# start of Task input

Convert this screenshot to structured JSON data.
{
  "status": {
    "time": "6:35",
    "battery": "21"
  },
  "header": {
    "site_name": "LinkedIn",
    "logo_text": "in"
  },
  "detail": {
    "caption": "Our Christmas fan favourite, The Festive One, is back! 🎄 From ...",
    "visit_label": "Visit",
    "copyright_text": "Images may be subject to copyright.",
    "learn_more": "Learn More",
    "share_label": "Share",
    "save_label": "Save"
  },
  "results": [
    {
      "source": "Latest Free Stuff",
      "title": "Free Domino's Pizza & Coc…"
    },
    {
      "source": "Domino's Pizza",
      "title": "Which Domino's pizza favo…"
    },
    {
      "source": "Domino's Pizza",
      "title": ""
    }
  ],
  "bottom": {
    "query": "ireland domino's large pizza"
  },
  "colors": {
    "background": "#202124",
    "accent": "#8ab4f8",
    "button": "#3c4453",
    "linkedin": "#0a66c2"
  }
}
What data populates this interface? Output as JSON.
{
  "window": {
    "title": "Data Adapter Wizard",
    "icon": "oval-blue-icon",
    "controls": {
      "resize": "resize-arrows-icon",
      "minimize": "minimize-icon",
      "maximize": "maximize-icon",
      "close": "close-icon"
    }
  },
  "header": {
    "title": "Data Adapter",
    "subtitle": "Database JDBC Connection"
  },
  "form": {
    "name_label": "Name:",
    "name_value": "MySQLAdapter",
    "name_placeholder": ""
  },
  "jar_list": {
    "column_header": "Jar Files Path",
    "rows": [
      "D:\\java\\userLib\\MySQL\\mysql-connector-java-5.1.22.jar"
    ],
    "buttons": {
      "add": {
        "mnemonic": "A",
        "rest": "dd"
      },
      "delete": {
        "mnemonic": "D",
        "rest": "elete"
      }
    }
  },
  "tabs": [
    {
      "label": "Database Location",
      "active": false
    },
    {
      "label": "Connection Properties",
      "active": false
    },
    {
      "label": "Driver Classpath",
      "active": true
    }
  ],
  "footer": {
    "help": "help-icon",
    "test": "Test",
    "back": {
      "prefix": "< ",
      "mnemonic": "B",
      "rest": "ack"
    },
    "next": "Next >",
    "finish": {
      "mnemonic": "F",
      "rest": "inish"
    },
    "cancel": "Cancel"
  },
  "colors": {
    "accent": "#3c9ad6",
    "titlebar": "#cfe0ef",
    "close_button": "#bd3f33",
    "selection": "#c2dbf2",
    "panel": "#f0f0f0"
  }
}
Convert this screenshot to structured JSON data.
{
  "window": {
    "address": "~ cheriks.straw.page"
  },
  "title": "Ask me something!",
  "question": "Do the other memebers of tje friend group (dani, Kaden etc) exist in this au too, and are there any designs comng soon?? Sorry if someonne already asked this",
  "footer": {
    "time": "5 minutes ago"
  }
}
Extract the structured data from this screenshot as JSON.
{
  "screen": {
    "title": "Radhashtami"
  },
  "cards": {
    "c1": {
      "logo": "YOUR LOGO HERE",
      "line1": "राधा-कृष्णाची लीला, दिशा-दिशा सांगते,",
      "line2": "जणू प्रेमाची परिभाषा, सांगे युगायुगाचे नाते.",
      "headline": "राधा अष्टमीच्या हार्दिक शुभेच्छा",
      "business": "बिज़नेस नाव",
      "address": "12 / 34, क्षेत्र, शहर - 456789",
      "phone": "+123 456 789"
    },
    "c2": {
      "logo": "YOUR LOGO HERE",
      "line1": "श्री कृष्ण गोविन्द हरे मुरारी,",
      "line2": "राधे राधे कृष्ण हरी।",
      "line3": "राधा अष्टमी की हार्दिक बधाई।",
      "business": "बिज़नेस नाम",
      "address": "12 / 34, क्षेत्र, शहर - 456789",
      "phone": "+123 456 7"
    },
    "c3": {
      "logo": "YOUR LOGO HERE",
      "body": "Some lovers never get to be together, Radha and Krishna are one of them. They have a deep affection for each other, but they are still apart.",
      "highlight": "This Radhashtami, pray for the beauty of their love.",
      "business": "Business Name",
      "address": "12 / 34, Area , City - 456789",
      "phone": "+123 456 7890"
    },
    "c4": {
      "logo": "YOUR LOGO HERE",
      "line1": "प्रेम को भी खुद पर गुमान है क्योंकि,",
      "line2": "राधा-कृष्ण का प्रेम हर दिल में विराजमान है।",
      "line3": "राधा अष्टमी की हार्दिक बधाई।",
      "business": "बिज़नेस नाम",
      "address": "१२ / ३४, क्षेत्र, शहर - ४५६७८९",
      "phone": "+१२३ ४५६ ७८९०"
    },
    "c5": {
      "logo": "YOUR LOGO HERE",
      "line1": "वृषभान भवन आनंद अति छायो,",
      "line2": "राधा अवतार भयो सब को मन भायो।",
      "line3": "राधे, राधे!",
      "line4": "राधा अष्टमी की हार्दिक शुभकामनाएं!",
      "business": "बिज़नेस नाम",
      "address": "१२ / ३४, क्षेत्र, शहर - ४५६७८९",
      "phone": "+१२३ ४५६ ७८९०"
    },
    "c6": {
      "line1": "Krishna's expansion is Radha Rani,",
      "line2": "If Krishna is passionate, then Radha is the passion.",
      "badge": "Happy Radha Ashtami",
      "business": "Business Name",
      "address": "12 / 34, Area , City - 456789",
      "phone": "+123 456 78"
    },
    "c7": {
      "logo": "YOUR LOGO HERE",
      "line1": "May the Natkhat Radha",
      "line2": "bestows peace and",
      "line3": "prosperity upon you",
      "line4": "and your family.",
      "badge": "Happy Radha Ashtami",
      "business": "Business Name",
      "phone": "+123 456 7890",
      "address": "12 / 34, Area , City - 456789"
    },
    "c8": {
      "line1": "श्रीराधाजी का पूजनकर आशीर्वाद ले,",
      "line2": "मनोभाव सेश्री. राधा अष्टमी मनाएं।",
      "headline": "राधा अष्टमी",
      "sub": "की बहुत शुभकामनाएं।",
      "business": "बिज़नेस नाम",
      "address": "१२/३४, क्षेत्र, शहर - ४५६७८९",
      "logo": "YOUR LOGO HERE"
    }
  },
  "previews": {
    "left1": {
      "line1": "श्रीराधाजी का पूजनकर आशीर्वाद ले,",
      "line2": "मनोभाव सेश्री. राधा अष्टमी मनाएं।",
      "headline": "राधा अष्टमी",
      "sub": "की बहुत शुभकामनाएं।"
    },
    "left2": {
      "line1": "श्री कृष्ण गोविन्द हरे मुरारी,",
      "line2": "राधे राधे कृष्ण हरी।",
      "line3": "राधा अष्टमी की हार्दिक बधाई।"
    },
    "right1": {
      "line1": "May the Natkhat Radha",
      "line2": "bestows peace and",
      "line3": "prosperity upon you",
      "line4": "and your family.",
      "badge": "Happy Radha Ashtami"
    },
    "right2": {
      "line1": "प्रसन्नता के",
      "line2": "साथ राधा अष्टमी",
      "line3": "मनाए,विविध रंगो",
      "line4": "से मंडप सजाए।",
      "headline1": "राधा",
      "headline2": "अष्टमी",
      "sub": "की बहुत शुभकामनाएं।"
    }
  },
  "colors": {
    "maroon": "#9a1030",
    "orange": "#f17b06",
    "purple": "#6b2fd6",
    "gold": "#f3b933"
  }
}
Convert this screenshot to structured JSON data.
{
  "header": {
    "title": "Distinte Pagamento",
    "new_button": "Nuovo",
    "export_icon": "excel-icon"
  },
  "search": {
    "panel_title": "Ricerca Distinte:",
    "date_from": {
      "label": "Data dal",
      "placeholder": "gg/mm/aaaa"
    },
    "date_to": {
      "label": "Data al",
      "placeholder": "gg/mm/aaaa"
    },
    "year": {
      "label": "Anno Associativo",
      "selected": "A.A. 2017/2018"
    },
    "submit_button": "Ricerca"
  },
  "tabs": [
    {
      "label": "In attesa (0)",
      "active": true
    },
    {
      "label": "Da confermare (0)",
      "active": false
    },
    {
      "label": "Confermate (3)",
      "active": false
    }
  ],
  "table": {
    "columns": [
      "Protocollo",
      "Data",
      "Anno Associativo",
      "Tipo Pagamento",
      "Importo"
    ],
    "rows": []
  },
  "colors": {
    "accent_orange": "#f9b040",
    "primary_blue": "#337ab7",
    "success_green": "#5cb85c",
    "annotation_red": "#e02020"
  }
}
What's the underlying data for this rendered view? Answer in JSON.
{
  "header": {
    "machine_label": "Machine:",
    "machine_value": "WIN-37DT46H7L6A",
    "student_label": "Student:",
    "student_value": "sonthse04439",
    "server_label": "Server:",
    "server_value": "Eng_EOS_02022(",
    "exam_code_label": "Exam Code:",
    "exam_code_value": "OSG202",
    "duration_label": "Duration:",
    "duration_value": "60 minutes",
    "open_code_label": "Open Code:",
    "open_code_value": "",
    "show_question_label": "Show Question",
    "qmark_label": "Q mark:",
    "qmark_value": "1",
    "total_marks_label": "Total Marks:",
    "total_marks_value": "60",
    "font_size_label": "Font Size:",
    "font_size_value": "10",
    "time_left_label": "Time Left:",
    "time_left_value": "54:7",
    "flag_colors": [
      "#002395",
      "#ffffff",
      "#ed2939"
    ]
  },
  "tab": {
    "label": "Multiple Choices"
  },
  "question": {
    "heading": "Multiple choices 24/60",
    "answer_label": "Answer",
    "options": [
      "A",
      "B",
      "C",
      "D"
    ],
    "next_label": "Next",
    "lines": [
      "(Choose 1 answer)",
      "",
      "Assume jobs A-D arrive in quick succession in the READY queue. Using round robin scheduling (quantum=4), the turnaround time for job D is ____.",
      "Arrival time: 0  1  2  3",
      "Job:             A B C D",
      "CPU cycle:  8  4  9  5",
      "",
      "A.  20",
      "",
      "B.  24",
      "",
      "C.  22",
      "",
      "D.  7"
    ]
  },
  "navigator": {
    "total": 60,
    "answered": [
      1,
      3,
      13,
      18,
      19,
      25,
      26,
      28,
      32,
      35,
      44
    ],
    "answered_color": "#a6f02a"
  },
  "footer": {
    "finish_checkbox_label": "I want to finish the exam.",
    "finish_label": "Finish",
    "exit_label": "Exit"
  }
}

# end of Task input

* Problem details: Pick out each line containing the string "icon" and copy it.

* Result for this task:
    "icon": "oval-blue-icon",
      "resize": "resize-arrows-icon",
      "minimize": "minimize-icon",
      "maximize": "maximize-icon",
      "close": "close-icon"
    "help": "help-icon",
    "export_icon": "excel-icon"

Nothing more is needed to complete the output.